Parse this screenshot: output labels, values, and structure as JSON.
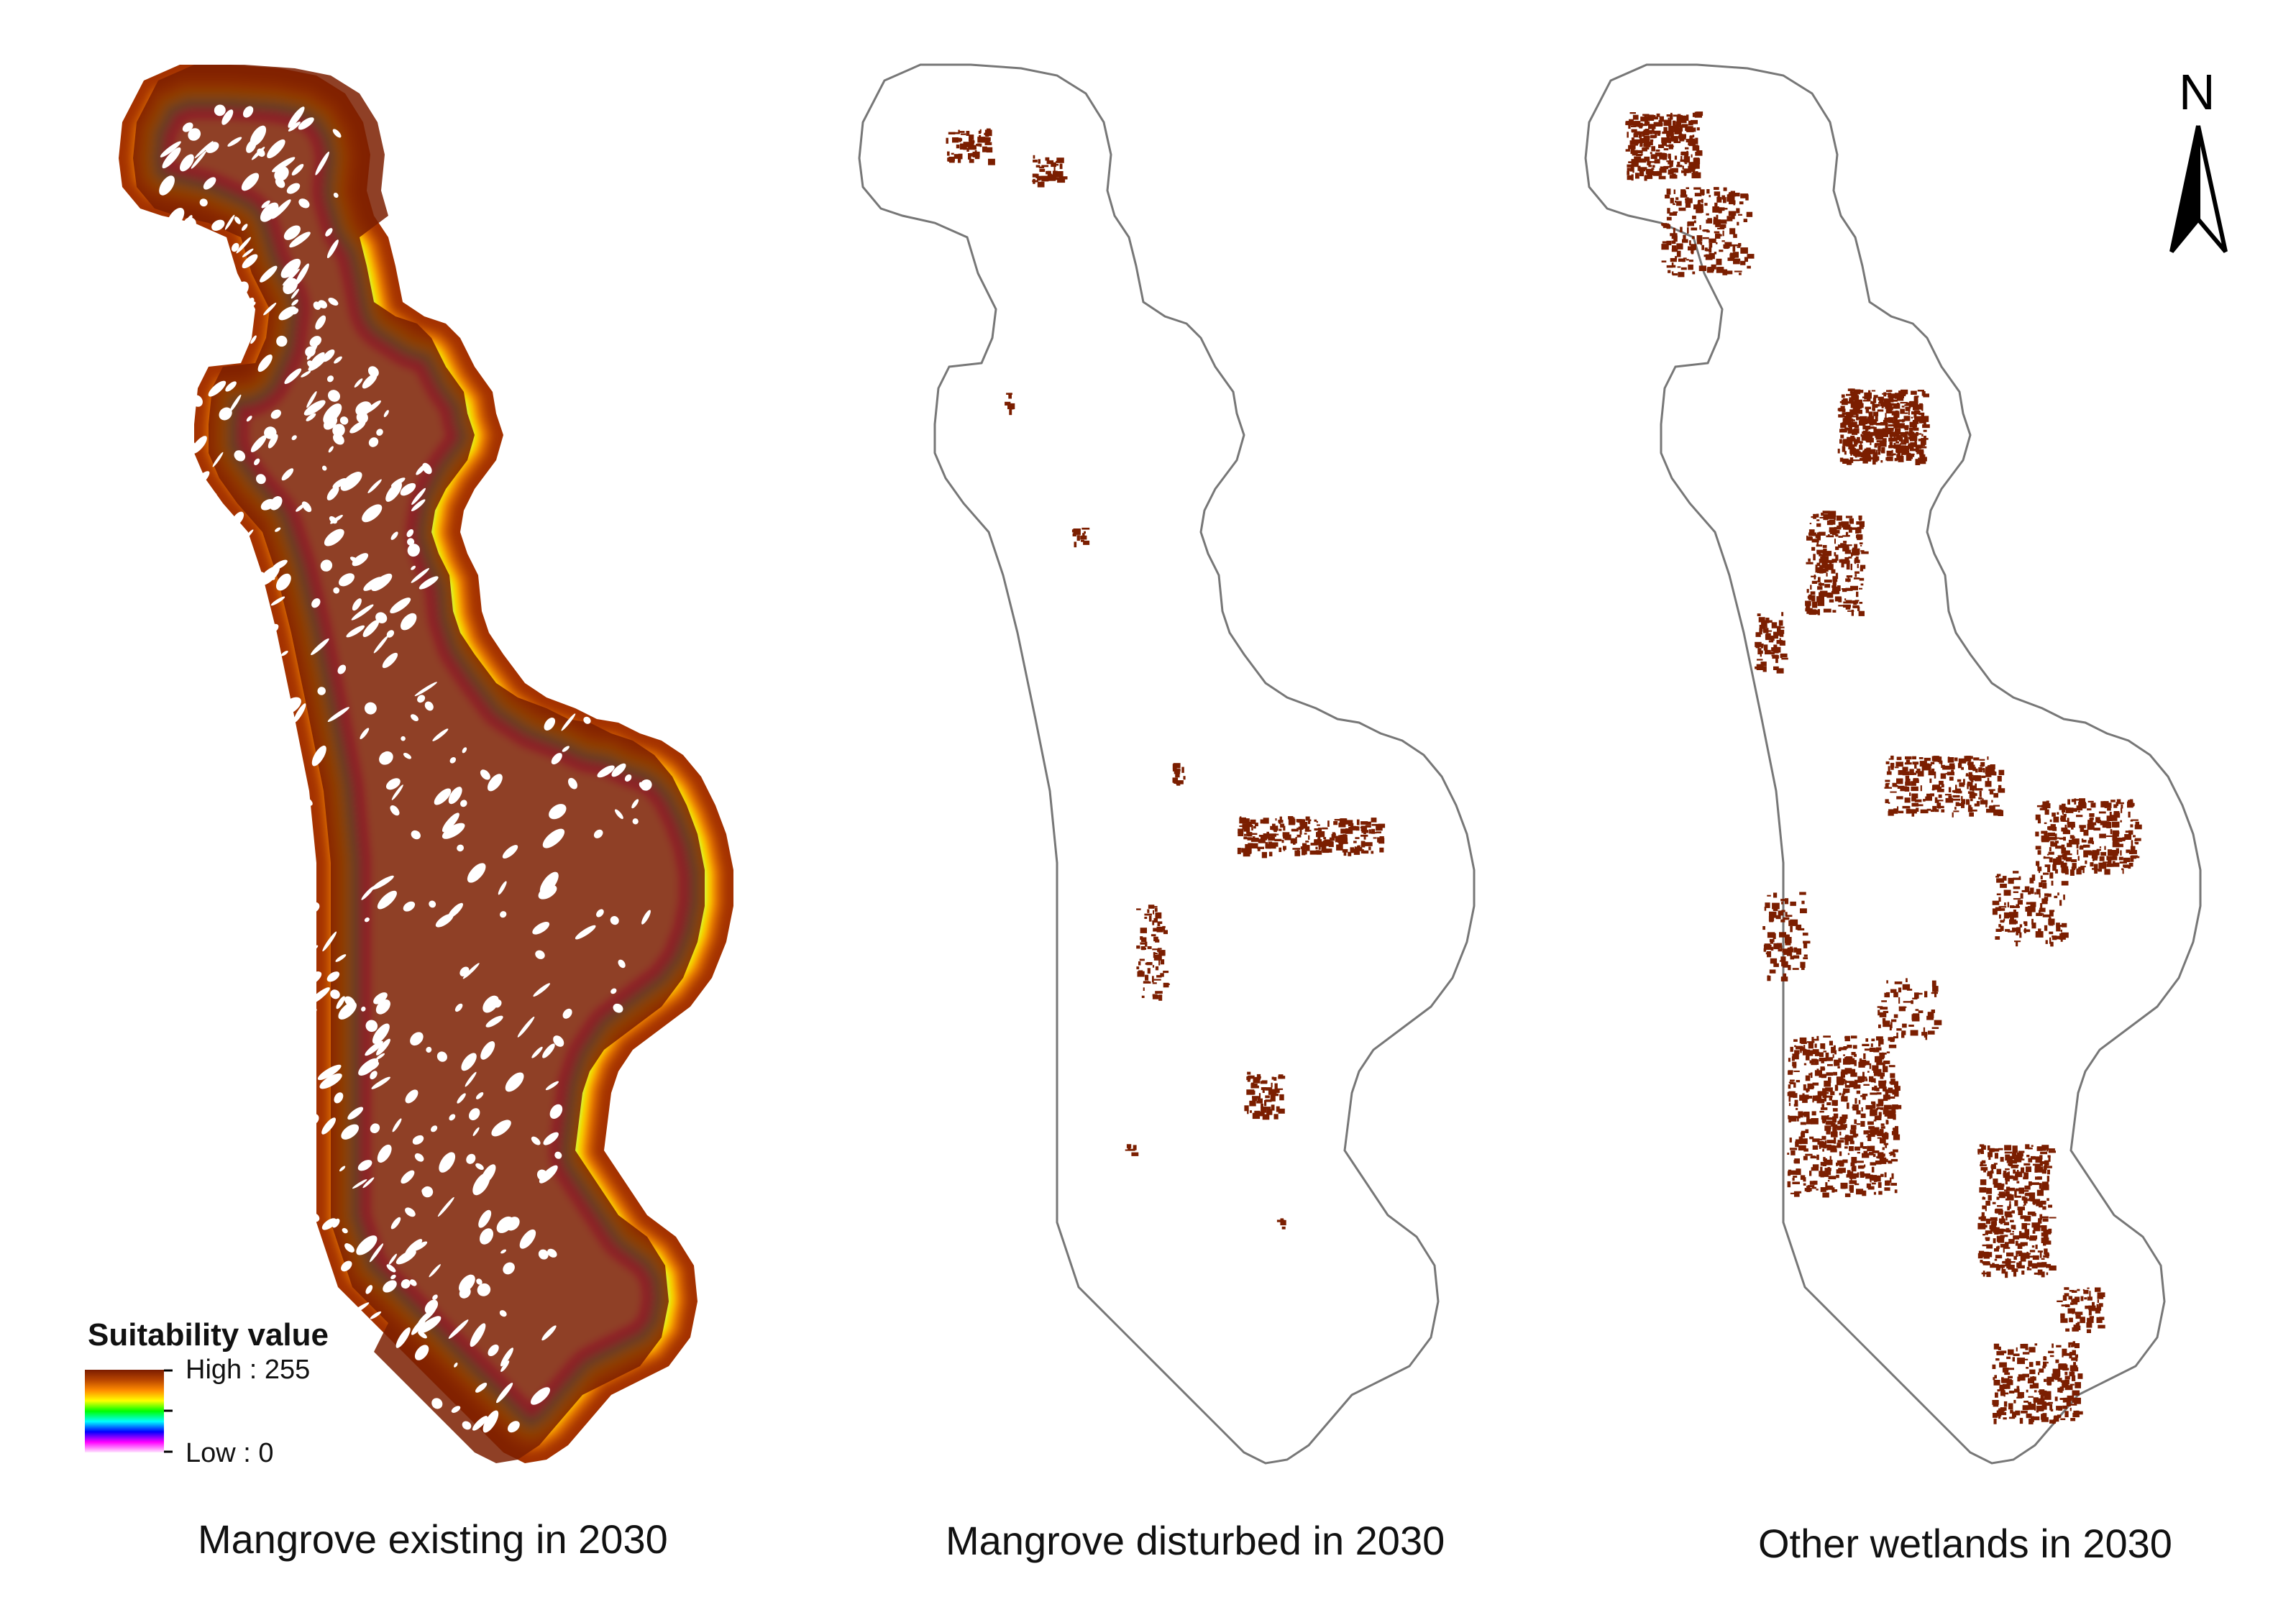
{
  "maps": [
    {
      "caption": "Mangrove existing in 2030",
      "style": "gradient"
    },
    {
      "caption": "Mangrove disturbed in 2030",
      "style": "outline"
    },
    {
      "caption": "Other wetlands in 2030",
      "style": "outline"
    }
  ],
  "legend": {
    "title": "Suitability value",
    "high_label": "High : 255",
    "low_label": "Low : 0",
    "ramp_colors": [
      "#7a1c00",
      "#b94600",
      "#ff8c00",
      "#ffff00",
      "#00ff00",
      "#00ffff",
      "#0000ff",
      "#ff00ff",
      "#ffe6ff"
    ]
  },
  "north_arrow": {
    "label": "N"
  },
  "colors": {
    "patch": "#7b1e00",
    "outline": "#777777",
    "background": "#ffffff"
  }
}
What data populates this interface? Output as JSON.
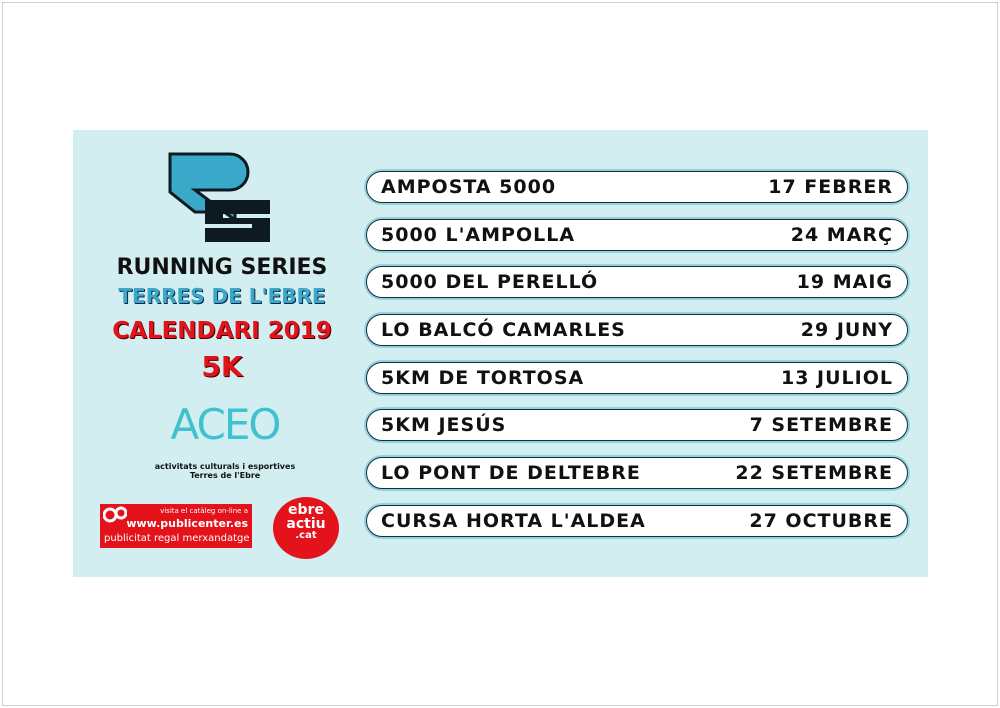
{
  "header": {
    "logo_text": "RS",
    "title": "RUNNING SERIES",
    "subtitle": "TERRES DE L'EBRE",
    "calendar": "CALENDARI 2019",
    "distance": "5K"
  },
  "sponsors": {
    "aceo": {
      "logo_text": "ACEO",
      "line1": "activitats culturals i esportives",
      "line2": "Terres de l'Ebre"
    },
    "publicenter": {
      "line1": "visita el catàleg on-line a",
      "line2": "www.publicenter.es",
      "line3": "publicitat regal merxandatge"
    },
    "ebreactiu": {
      "line1": "ebre",
      "line2": "actiu",
      "line3": ".cat"
    }
  },
  "races": [
    {
      "name": "AMPOSTA 5000",
      "date": "17 FEBRER"
    },
    {
      "name": "5000 L'AMPOLLA",
      "date": "24 MARÇ"
    },
    {
      "name": "5000 DEL PERELLÓ",
      "date": "19 MAIG"
    },
    {
      "name": "LO BALCÓ CAMARLES",
      "date": "29 JUNY"
    },
    {
      "name": "5KM DE TORTOSA",
      "date": "13 JULIOL"
    },
    {
      "name": "5KM JESÚS",
      "date": "7 SETEMBRE"
    },
    {
      "name": "LO PONT DE DELTEBRE",
      "date": "22 SETEMBRE"
    },
    {
      "name": "CURSA HORTA L'ALDEA",
      "date": "27 OCTUBRE"
    }
  ],
  "colors": {
    "panel": "#d2eef1",
    "accent_blue": "#3aa9c9",
    "red": "#e3121b"
  }
}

:::::

▶ Goal
Locate and copy each line in the data above that includes the word "JSON".

▶ Solution to this task
Parse this screenshot: output labels, values, and structure as JSON.
What data populates this interface? Output as JSON.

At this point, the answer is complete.